-- Begin RAW DATA --

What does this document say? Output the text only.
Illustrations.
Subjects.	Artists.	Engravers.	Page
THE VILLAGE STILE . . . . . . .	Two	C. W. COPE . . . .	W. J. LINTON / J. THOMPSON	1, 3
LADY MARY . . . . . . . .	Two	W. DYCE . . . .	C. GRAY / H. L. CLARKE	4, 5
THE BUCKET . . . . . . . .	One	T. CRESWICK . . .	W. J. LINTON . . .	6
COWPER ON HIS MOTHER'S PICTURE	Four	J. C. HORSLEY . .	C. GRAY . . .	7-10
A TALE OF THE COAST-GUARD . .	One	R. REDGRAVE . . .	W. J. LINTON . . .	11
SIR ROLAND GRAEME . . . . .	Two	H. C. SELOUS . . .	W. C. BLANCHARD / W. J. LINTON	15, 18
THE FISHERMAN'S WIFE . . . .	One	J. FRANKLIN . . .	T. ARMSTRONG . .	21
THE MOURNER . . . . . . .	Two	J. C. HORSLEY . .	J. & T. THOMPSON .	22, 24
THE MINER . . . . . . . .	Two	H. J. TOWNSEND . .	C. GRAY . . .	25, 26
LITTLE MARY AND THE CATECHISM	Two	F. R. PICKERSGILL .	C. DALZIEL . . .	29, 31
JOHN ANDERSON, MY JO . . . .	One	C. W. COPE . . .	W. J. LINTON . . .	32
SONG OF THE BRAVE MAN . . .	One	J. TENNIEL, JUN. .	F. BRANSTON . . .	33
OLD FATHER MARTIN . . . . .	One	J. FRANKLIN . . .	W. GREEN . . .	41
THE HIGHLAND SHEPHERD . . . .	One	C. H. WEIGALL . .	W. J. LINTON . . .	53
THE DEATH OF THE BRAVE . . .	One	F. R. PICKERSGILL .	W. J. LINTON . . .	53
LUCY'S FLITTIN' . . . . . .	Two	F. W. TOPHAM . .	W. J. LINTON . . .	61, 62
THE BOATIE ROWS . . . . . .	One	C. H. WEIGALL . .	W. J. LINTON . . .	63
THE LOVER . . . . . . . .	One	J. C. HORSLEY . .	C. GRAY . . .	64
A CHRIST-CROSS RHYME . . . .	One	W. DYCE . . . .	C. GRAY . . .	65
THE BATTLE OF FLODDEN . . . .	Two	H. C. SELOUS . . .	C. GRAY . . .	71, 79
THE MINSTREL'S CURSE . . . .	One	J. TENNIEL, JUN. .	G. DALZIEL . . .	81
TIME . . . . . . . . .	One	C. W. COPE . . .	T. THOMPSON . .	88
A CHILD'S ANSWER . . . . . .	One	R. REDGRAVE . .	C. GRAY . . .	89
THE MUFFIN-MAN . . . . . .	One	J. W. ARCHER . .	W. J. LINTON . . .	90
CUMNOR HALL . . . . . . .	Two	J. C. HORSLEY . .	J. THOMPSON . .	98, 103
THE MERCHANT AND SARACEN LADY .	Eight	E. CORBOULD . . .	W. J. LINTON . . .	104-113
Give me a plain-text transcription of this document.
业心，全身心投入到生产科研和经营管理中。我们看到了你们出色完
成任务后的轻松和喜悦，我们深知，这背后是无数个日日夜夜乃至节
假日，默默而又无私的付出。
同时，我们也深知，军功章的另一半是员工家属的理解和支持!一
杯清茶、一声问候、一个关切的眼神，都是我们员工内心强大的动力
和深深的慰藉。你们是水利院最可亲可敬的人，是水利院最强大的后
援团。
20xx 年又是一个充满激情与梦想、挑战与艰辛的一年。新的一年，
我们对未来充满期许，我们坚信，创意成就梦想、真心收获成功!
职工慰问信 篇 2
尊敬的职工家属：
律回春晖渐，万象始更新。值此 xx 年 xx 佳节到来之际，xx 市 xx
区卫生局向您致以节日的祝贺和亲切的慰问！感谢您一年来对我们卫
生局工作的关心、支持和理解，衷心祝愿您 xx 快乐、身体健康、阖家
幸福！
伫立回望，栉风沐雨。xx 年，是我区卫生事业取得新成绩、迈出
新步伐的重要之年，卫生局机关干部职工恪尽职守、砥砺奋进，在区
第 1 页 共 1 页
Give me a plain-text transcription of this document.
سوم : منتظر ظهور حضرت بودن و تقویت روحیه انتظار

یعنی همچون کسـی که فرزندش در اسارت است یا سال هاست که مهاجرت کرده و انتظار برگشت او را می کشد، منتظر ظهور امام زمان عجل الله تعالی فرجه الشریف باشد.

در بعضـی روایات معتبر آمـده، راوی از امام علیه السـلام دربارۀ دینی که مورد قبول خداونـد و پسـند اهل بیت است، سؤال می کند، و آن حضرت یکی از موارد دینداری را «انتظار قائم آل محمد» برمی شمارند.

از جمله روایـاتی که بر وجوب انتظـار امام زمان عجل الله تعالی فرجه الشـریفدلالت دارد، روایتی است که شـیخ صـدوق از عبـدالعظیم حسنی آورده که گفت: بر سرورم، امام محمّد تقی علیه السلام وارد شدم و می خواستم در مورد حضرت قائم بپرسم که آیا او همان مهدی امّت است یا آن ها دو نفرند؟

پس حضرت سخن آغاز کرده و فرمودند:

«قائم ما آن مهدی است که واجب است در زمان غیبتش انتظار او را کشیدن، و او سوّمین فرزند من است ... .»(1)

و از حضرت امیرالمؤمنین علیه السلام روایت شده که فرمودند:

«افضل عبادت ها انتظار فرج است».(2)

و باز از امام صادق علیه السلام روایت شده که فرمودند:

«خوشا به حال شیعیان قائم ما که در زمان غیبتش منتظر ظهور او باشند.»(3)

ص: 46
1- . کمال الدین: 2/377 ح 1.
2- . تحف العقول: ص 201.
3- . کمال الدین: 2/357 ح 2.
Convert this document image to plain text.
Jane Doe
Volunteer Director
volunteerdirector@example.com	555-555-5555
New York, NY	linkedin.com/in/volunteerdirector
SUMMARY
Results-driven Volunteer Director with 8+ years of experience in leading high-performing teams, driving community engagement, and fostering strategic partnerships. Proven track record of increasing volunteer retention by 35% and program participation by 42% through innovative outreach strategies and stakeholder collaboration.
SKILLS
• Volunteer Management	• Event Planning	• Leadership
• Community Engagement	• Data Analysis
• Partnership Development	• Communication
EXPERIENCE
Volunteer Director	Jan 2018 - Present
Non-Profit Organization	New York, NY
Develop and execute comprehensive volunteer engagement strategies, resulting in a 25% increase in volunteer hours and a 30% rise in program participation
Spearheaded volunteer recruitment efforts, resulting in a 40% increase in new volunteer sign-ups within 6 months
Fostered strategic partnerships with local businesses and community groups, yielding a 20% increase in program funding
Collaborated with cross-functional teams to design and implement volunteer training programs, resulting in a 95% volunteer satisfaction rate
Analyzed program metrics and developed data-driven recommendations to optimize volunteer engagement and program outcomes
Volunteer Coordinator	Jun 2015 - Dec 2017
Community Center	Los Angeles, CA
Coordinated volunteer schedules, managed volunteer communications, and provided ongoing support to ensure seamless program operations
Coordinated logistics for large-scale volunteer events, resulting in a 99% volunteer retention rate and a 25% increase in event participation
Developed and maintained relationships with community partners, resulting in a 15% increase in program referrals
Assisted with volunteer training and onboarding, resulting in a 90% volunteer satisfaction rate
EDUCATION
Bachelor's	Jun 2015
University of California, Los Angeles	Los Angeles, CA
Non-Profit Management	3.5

-- End RAW DATA --

• **WORK TO BE COMPLETED**:
Pull every line containing the word "volunteerdirector" out of the material.

• **TASK ANSWER**:
volunteerdirector@example.com	555-555-5555
New York, NY	linkedin.com/in/volunteerdirector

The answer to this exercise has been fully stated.